# Short problem:
Your copy should contain exactly the lines from the one that holds "Extract all readable text from this page." through the end of the material, reproduced as written, with no pictures.

------------------------------------

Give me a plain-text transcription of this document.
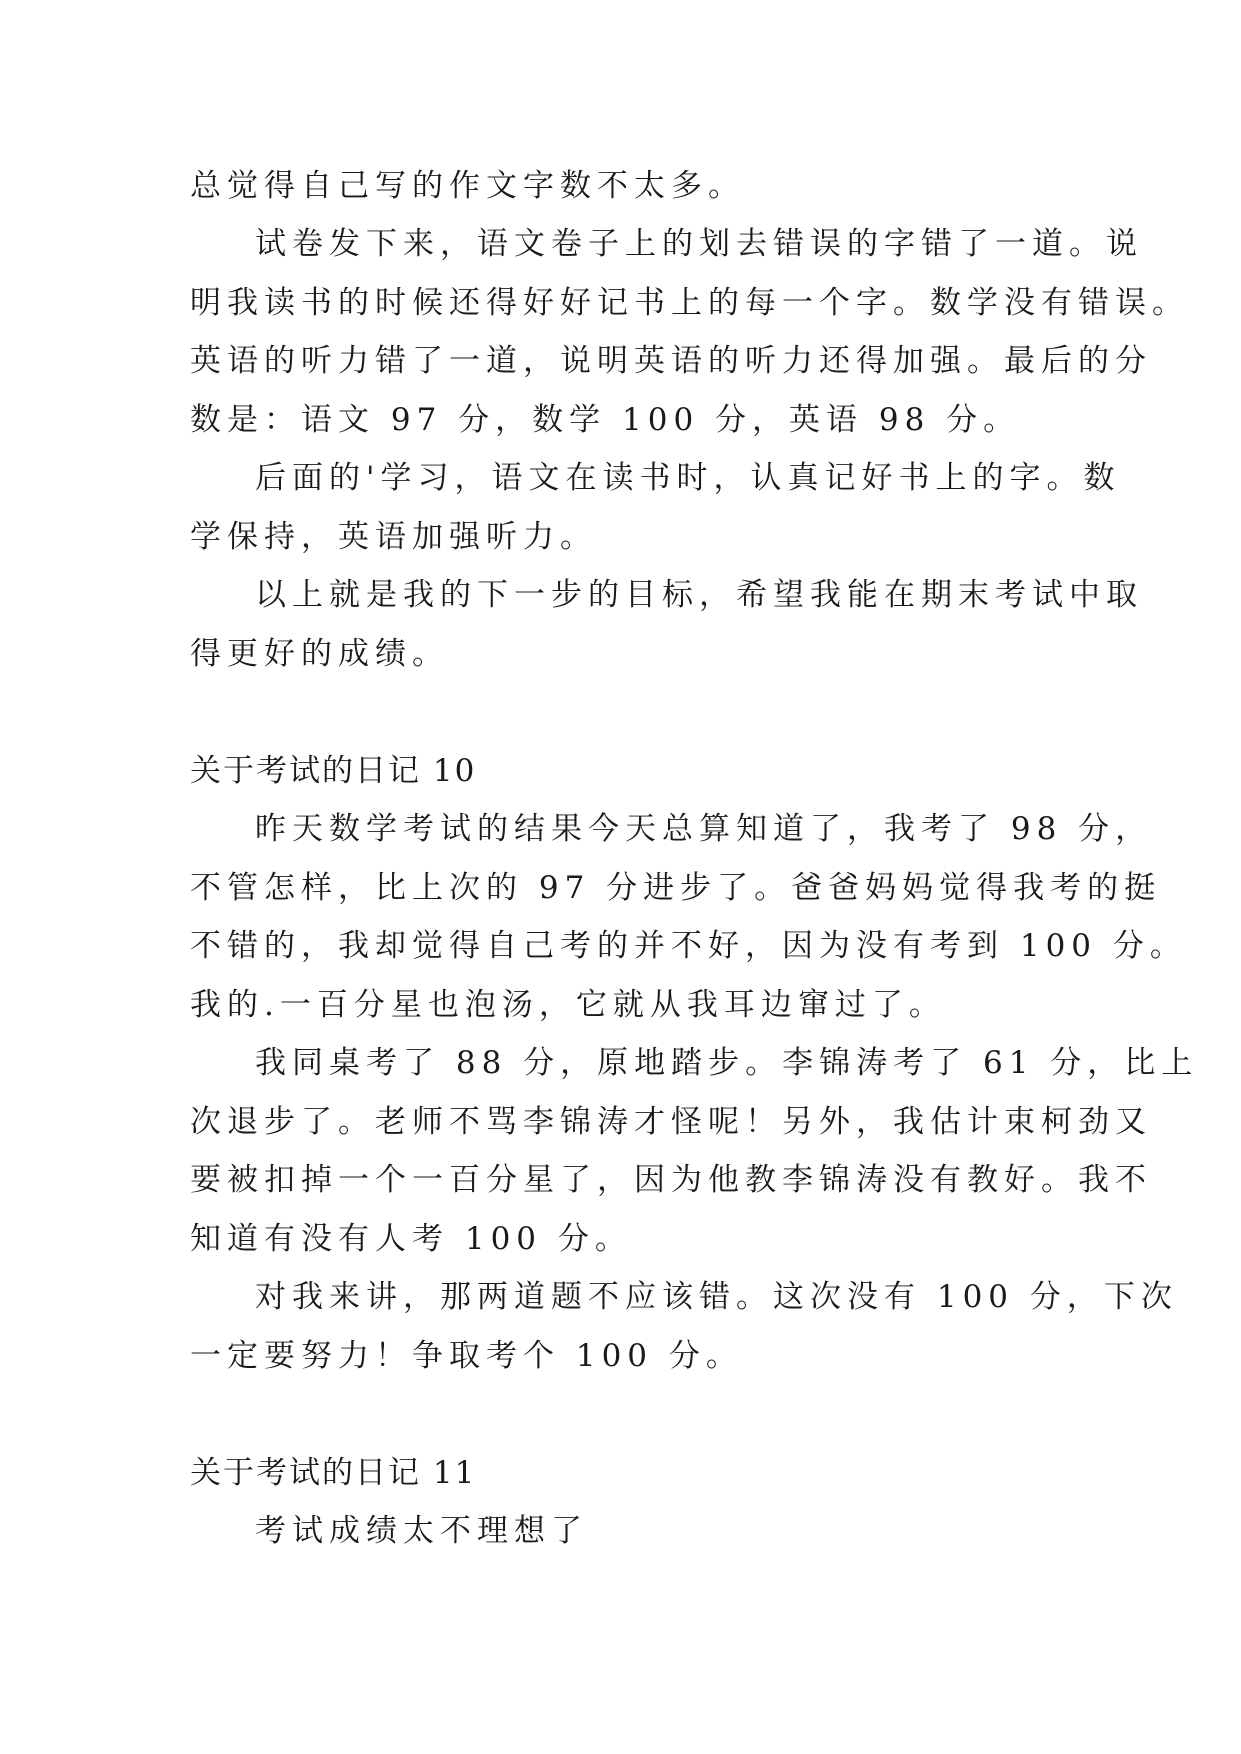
总觉得自己写的作文字数不太多。
试卷发下来，语文卷子上的划去错误的字错了一道。说
明我读书的时候还得好好记书上的每一个字。数学没有错误。
英语的听力错了一道，说明英语的听力还得加强。最后的分
数是：语文 97 分，数学 100 分，英语 98 分。
后面的'学习，语文在读书时，认真记好书上的字。数
学保持，英语加强听力。
以上就是我的下一步的目标，希望我能在期末考试中取
得更好的成绩。
关于考试的日记 10
昨天数学考试的结果今天总算知道了，我考了 98 分，
不管怎样，比上次的 97 分进步了。爸爸妈妈觉得我考的挺
不错的，我却觉得自己考的并不好，因为没有考到 100 分。
我的.一百分星也泡汤，它就从我耳边窜过了。
我同桌考了 88 分，原地踏步。李锦涛考了 61 分，比上
次退步了。老师不骂李锦涛才怪呢！另外，我估计束柯劲又
要被扣掉一个一百分星了，因为他教李锦涛没有教好。我不
知道有没有人考 100 分。
对我来讲，那两道题不应该错。这次没有 100 分，下次
一定要努力！争取考个 100 分。
关于考试的日记 11
考试成绩太不理想了
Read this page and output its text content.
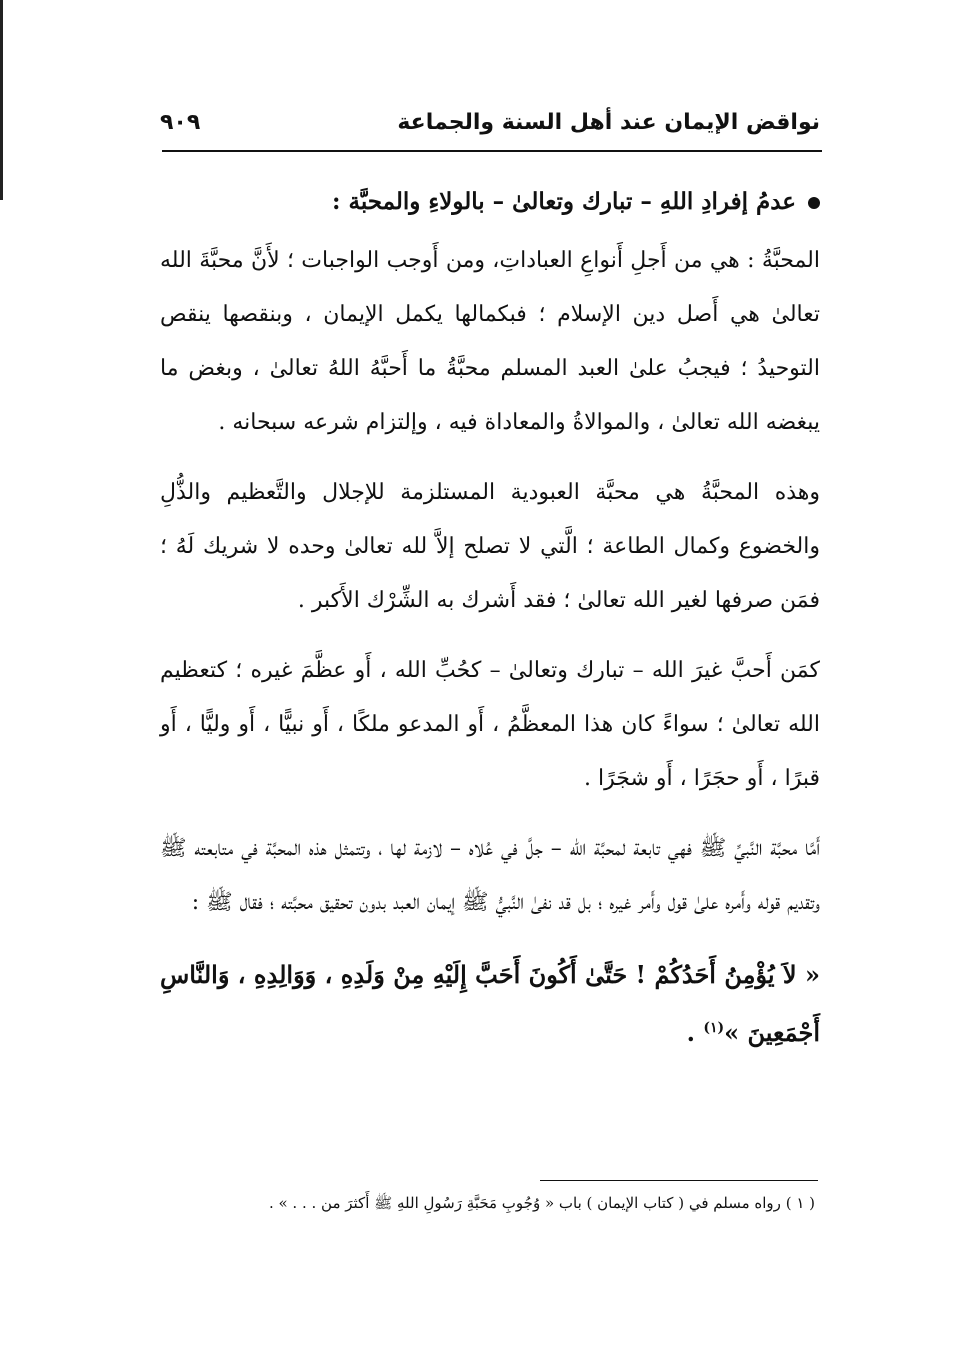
نواقض الإيمان عند أهل السنة والجماعة
٩٠٩

عدمُ إفرادِ اللهِ – تبارك وتعالىٰ – بالولاءِ والمحبَّة :

المحبَّةُ : هي من أَجلِ أَنواعِ العباداتِ، ومن أَوجب الواجبات ؛ لأَنَّ محبَّةَ الله تعالىٰ هي أَصل دين الإسلام ؛ فبكمالها يكمل الإيمان ، وبنقصها ينقص التوحيدُ ؛ فيجبُ علىٰ العبد المسلم محبَّةُ ما أَحبَّهُ اللهُ تعالىٰ ، وبغض ما يبغضه الله تعالىٰ ، والموالاةُ والمعاداة فيه ، وإلتزام شرعه سبحانه .

وهذه المحبَّةُ هي محبَّة العبودية المستلزمة للإجلال والتَّعظيم والذُّلِ والخضوع وكمال الطاعة ؛ الَّتي لا تصلح إلاَّ لله تعالىٰ وحده لا شريك لَهُ ؛ فمَن صرفها لغير الله تعالىٰ ؛ فقد أَشرك به الشِّرْك الأَكبر .

كمَن أَحبَّ غيرَ الله – تبارك وتعالىٰ – كحُبِّ الله ، أَو عظَّمَ غيره ؛ كتعظيم الله تعالىٰ ؛ سواءً كان هذا المعظَّمُ ، أَو المدعو ملكًا ، أَو نبيًّا ، أَو وليًّا ، أَو قبرًا ، أَو حجَرًا ، أَو شجَرًا .

أَمَّا محبَّة النَّبيِّ ﷺ فهي تابعة لمحبَّة الله – جلَّ في عُلاه – لازمة لها ، وتتمثل هذه المحبَّة في متابعته ﷺ وتقديم قوله وأَمره علىٰ قول وأَمر غيره ؛ بل قد نفىٰ النَّبيُّ ﷺ إيمان العبد بدون تحقيق محبَّته ؛ فقال ﷺ :

« لاَ يُؤْمِنُ أَحَدُكُمْ ! حَتَّىٰ أَكُونَ أَحَبَّ إِلَيْهِ مِنْ وَلَدِهِ ، وَوَالِدِهِ ، وَالنَّاسِ أَجْمَعِينَ »$^{(١)}$ .

( ١ ) رواه مسلم في ( كتاب الإيمان ) باب « وُجُوبِ مَحَبَّةِ رَسُولِ اللهِ ﷺ أَكثرَ من . . . » .
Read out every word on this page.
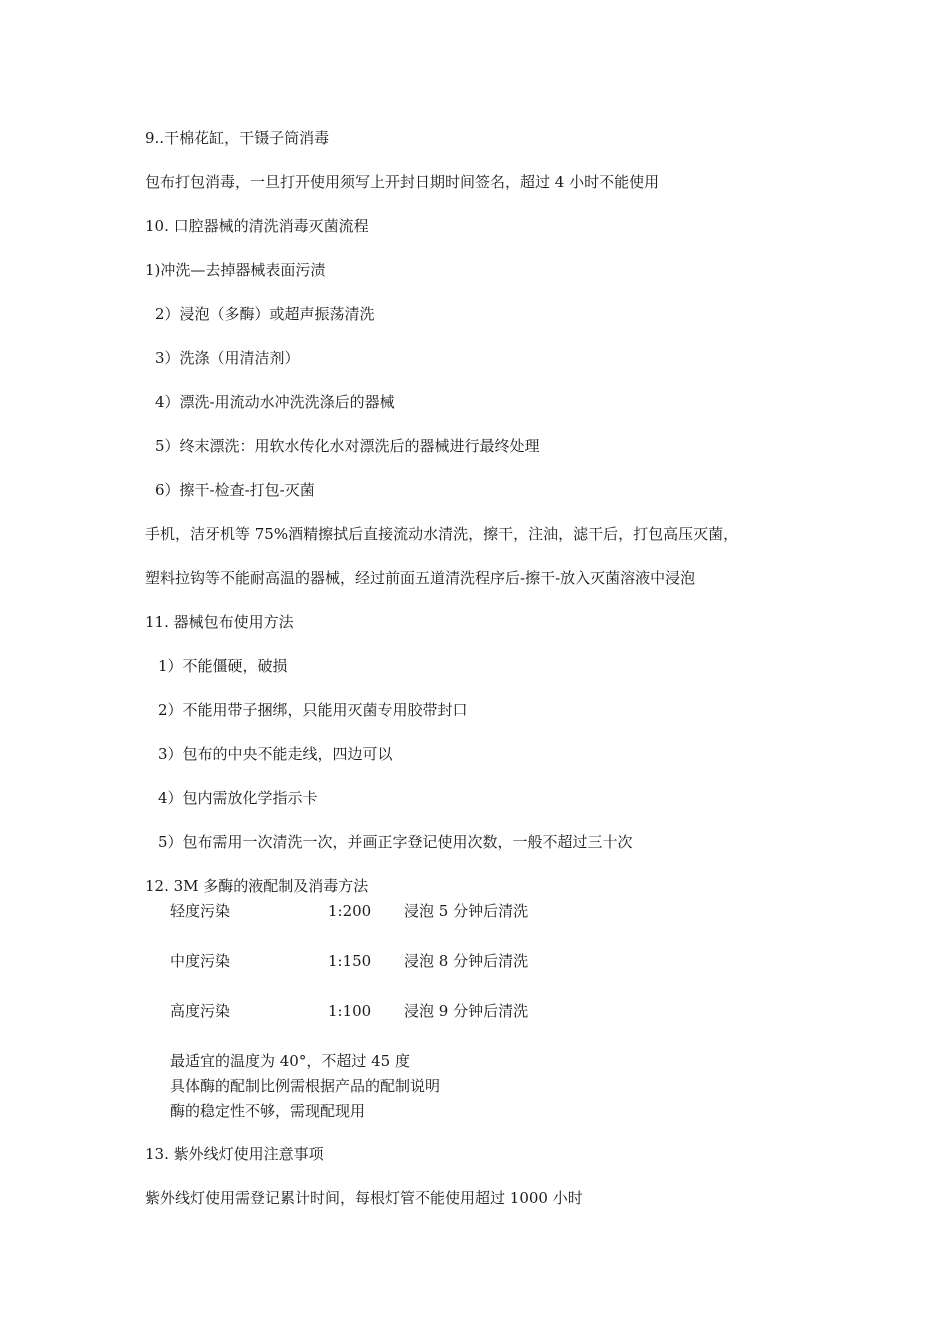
9..干棉花缸，干镊子筒消毒
包布打包消毒，一旦打开使用须写上开封日期时间签名，超过 4 小时不能使用
10. 口腔器械的清洗消毒灭菌流程
1)冲洗—去掉器械表面污渍
2）浸泡（多酶）或超声振荡清洗
3）洗涤（用清洁剂）
4）漂洗-用流动水冲洗洗涤后的器械
5）终末漂洗：用软水传化水对漂洗后的器械进行最终处理
6）擦干-检查-打包-灭菌
手机，洁牙机等 75%酒精擦拭后直接流动水清洗，擦干，注油，滤干后，打包高压灭菌，
塑料拉钩等不能耐高温的器械，经过前面五道清洗程序后-擦干-放入灭菌溶液中浸泡
11. 器械包布使用方法
1）不能僵硬，破损
2）不能用带子捆绑，只能用灭菌专用胶带封口
3）包布的中央不能走线，四边可以
4）包内需放化学指示卡
5）包布需用一次清洗一次，并画正字登记使用次数，一般不超过三十次
12. 3M 多酶的液配制及消毒方法
轻度污染	1:200 浸泡 5 分钟后清洗
中度污染	1:150 浸泡 8 分钟后清洗
高度污染	1:100 浸泡 9 分钟后清洗
最适宜的温度为 40°，不超过 45 度
具体酶的配制比例需根据产品的配制说明
酶的稳定性不够，需现配现用
13. 紫外线灯使用注意事项
紫外线灯使用需登记累计时间，每根灯管不能使用超过 1000 小时
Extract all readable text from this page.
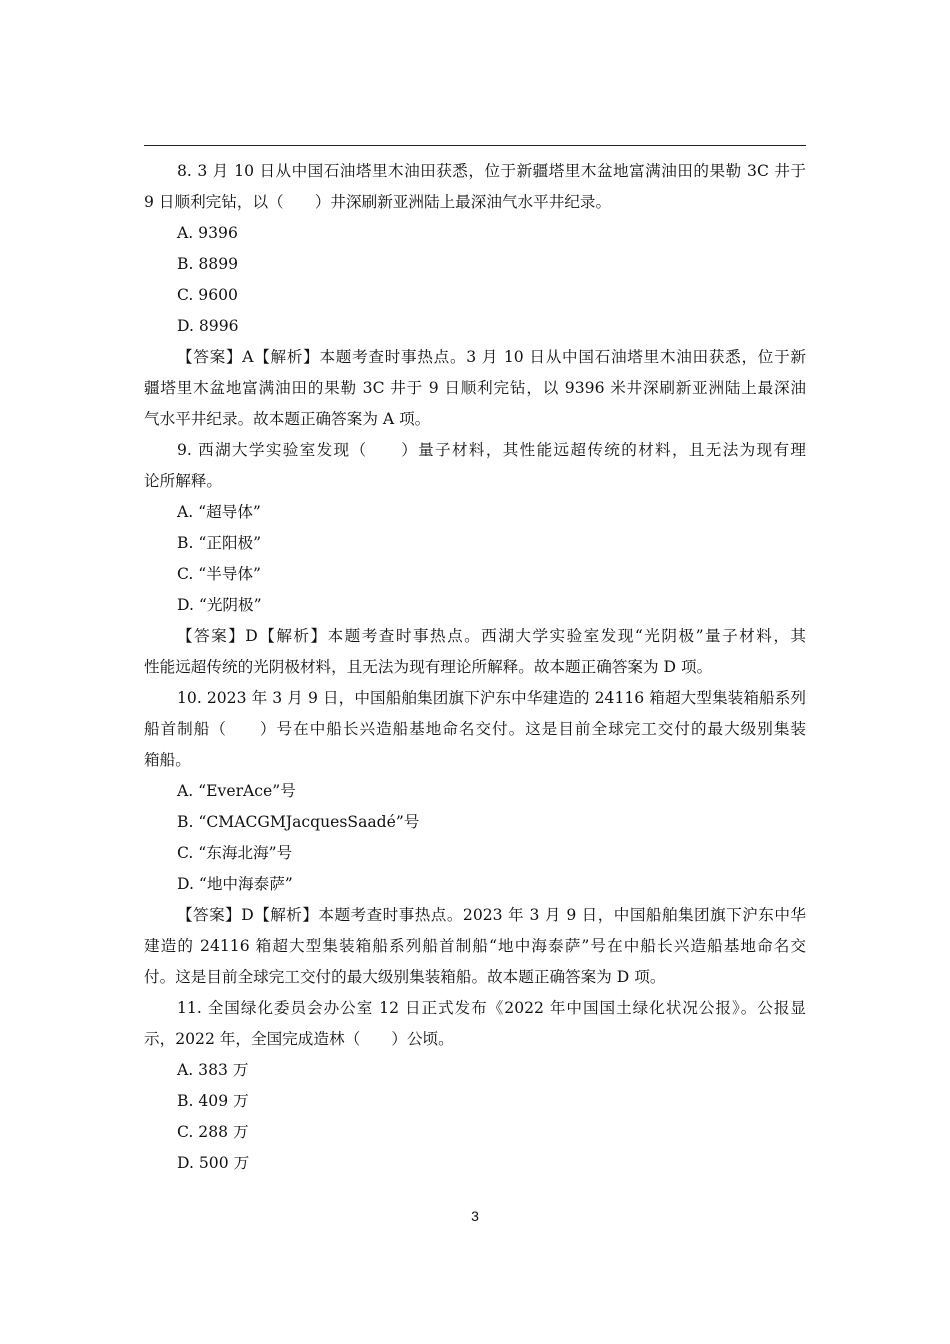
8. 3 月 10 日从中国石油塔里木油田获悉，位于新疆塔里木盆地富满油田的果勒 3C 井于
9 日顺利完钻，以（　　）井深刷新亚洲陆上最深油气水平井纪录。
A. 9396
B. 8899
C. 9600
D. 8996
【答案】A【解析】本题考查时事热点。3 月 10 日从中国石油塔里木油田获悉，位于新
疆塔里木盆地富满油田的果勒 3C 井于 9 日顺利完钻，以 9396 米井深刷新亚洲陆上最深油
气水平井纪录。故本题正确答案为 A 项。
9. 西湖大学实验室发现（　　）量子材料，其性能远超传统的材料，且无法为现有理
论所解释。
A. “超导体”
B. “正阳极”
C. “半导体”
D. “光阴极”
【答案】D【解析】本题考查时事热点。西湖大学实验室发现“光阴极”量子材料，其
性能远超传统的光阴极材料，且无法为现有理论所解释。故本题正确答案为 D 项。
10. 2023 年 3 月 9 日，中国船舶集团旗下沪东中华建造的 24116 箱超大型集装箱船系列
船首制船（　　）号在中船长兴造船基地命名交付。这是目前全球完工交付的最大级别集装
箱船。
A. “EverAce”号
B. “CMACGMJacquesSaadé”号
C. “东海北海”号
D. “地中海泰萨”
【答案】D【解析】本题考查时事热点。2023 年 3 月 9 日，中国船舶集团旗下沪东中华
建造的 24116 箱超大型集装箱船系列船首制船“地中海泰萨”号在中船长兴造船基地命名交
付。这是目前全球完工交付的最大级别集装箱船。故本题正确答案为 D 项。
11. 全国绿化委员会办公室 12 日正式发布《2022 年中国国土绿化状况公报》。公报显
示，2022 年，全国完成造林（　　）公顷。
A. 383 万
B. 409 万
C. 288 万
D. 500 万
3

------------------------------------

# Output of the exercise:
Extract all readable text from this page.
8. 3 月 10 日从中国石油塔里木油田获悉，位于新疆塔里木盆地富满油田的果勒 3C 井于
9 日顺利完钻，以（　　）井深刷新亚洲陆上最深油气水平井纪录。
A. 9396
B. 8899
C. 9600
D. 8996
【答案】A【解析】本题考查时事热点。3 月 10 日从中国石油塔里木油田获悉，位于新
疆塔里木盆地富满油田的果勒 3C 井于 9 日顺利完钻，以 9396 米井深刷新亚洲陆上最深油
气水平井纪录。故本题正确答案为 A 项。
9. 西湖大学实验室发现（　　）量子材料，其性能远超传统的材料，且无法为现有理
论所解释。
A. “超导体”
B. “正阳极”
C. “半导体”
D. “光阴极”
【答案】D【解析】本题考查时事热点。西湖大学实验室发现“光阴极”量子材料，其
性能远超传统的光阴极材料，且无法为现有理论所解释。故本题正确答案为 D 项。
10. 2023 年 3 月 9 日，中国船舶集团旗下沪东中华建造的 24116 箱超大型集装箱船系列
船首制船（　　）号在中船长兴造船基地命名交付。这是目前全球完工交付的最大级别集装
箱船。
A. “EverAce”号
B. “CMACGMJacquesSaadé”号
C. “东海北海”号
D. “地中海泰萨”
【答案】D【解析】本题考查时事热点。2023 年 3 月 9 日，中国船舶集团旗下沪东中华
建造的 24116 箱超大型集装箱船系列船首制船“地中海泰萨”号在中船长兴造船基地命名交
付。这是目前全球完工交付的最大级别集装箱船。故本题正确答案为 D 项。
11. 全国绿化委员会办公室 12 日正式发布《2022 年中国国土绿化状况公报》。公报显
示，2022 年，全国完成造林（　　）公顷。
A. 383 万
B. 409 万
C. 288 万
D. 500 万
3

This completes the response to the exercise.